Send back the records in full, character for character.

....

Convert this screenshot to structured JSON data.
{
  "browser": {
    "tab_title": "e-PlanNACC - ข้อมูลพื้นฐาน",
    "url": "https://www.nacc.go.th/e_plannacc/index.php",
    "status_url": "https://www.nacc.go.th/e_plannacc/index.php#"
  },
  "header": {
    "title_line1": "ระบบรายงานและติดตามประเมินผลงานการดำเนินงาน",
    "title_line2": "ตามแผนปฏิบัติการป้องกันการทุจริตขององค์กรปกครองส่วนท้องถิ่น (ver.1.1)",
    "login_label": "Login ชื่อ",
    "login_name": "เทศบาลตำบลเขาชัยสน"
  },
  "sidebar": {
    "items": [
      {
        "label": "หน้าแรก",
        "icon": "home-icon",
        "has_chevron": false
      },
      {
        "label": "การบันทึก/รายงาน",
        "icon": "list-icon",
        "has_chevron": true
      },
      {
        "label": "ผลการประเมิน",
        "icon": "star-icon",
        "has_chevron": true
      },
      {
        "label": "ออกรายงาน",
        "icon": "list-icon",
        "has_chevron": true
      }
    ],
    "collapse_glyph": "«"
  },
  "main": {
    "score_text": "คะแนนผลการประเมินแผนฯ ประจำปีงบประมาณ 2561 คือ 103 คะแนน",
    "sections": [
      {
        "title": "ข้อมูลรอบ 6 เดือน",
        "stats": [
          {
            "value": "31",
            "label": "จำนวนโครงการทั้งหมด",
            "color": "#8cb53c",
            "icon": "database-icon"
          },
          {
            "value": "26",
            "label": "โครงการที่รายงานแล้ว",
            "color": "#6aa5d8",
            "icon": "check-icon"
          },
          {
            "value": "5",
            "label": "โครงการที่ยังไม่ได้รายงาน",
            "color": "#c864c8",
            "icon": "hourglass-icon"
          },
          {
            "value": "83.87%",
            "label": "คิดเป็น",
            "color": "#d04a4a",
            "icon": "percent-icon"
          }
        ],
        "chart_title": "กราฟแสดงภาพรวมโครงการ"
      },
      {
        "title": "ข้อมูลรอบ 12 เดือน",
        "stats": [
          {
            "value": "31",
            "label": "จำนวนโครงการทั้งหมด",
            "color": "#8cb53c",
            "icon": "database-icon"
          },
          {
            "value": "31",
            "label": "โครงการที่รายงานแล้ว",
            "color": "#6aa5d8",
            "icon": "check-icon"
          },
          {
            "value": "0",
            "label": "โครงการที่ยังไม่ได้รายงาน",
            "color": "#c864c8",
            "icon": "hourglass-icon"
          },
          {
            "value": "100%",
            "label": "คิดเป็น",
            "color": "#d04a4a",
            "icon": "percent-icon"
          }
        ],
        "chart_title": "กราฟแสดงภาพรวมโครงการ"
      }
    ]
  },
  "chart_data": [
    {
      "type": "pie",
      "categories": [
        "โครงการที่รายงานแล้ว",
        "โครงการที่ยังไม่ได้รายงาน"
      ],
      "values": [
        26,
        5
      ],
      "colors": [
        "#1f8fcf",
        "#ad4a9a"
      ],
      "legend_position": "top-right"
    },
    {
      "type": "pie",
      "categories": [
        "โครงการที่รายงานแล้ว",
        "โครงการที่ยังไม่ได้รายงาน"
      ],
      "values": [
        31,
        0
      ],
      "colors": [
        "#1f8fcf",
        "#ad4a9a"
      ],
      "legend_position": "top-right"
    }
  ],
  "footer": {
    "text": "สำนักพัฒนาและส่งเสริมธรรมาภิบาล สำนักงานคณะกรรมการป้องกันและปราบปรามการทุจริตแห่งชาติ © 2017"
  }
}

....

[Exercise solution]
Convert this screenshot to structured JSON data.
{
  "browser": {
    "tab_title": "e-PlanNACC - ข้อมูลพื้นฐาน",
    "url": "https://www.nacc.go.th/e_plannacc/index.php",
    "status_url": "https://www.nacc.go.th/e_plannacc/index.php#"
  },
  "header": {
    "title_line1": "ระบบรายงานและติดตามประเมินผลงานการดำเนินงาน",
    "title_line2": "ตามแผนปฏิบัติการป้องกันการทุจริตขององค์กรปกครองส่วนท้องถิ่น (ver.1.1)",
    "login_label": "Login ชื่อ",
    "login_name": "เทศบาลตำบลเขาชัยสน"
  },
  "sidebar": {
    "items": [
      {
        "label": "หน้าแรก",
        "icon": "home-icon",
        "has_chevron": false
      },
      {
        "label": "การบันทึก/รายงาน",
        "icon": "list-icon",
        "has_chevron": true
      },
      {
        "label": "ผลการประเมิน",
        "icon": "star-icon",
        "has_chevron": true
      },
      {
        "label": "ออกรายงาน",
        "icon": "list-icon",
        "has_chevron": true
      }
    ],
    "collapse_glyph": "«"
  },
  "main": {
    "score_text": "คะแนนผลการประเมินแผนฯ ประจำปีงบประมาณ 2561 คือ 103 คะแนน",
    "sections": [
      {
        "title": "ข้อมูลรอบ 6 เดือน",
        "stats": [
          {
            "value": "31",
            "label": "จำนวนโครงการทั้งหมด",
            "color": "#8cb53c",
            "icon": "database-icon"
          },
          {
            "value": "26",
            "label": "โครงการที่รายงานแล้ว",
            "color": "#6aa5d8",
            "icon": "check-icon"
          },
          {
            "value": "5",
            "label": "โครงการที่ยังไม่ได้รายงาน",
            "color": "#c864c8",
            "icon": "hourglass-icon"
          },
          {
            "value": "83.87%",
            "label": "คิดเป็น",
            "color": "#d04a4a",
            "icon": "percent-icon"
          }
        ],
        "chart_title": "กราฟแสดงภาพรวมโครงการ"
      },
      {
        "title": "ข้อมูลรอบ 12 เดือน",
        "stats": [
          {
            "value": "31",
            "label": "จำนวนโครงการทั้งหมด",
            "color": "#8cb53c",
            "icon": "database-icon"
          },
          {
            "value": "31",
            "label": "โครงการที่รายงานแล้ว",
            "color": "#6aa5d8",
            "icon": "check-icon"
          },
          {
            "value": "0",
            "label": "โครงการที่ยังไม่ได้รายงาน",
            "color": "#c864c8",
            "icon": "hourglass-icon"
          },
          {
            "value": "100%",
            "label": "คิดเป็น",
            "color": "#d04a4a",
            "icon": "percent-icon"
          }
        ],
        "chart_title": "กราฟแสดงภาพรวมโครงการ"
      }
    ]
  },
  "chart_data": [
    {
      "type": "pie",
      "categories": [
        "โครงการที่รายงานแล้ว",
        "โครงการที่ยังไม่ได้รายงาน"
      ],
      "values": [
        26,
        5
      ],
      "colors": [
        "#1f8fcf",
        "#ad4a9a"
      ],
      "legend_position": "top-right"
    },
    {
      "type": "pie",
      "categories": [
        "โครงการที่รายงานแล้ว",
        "โครงการที่ยังไม่ได้รายงาน"
      ],
      "values": [
        31,
        0
      ],
      "colors": [
        "#1f8fcf",
        "#ad4a9a"
      ],
      "legend_position": "top-right"
    }
  ],
  "footer": {
    "text": "สำนักพัฒนาและส่งเสริมธรรมาภิบาล สำนักงานคณะกรรมการป้องกันและปราบปรามการทุจริตแห่งชาติ © 2017"
  }
}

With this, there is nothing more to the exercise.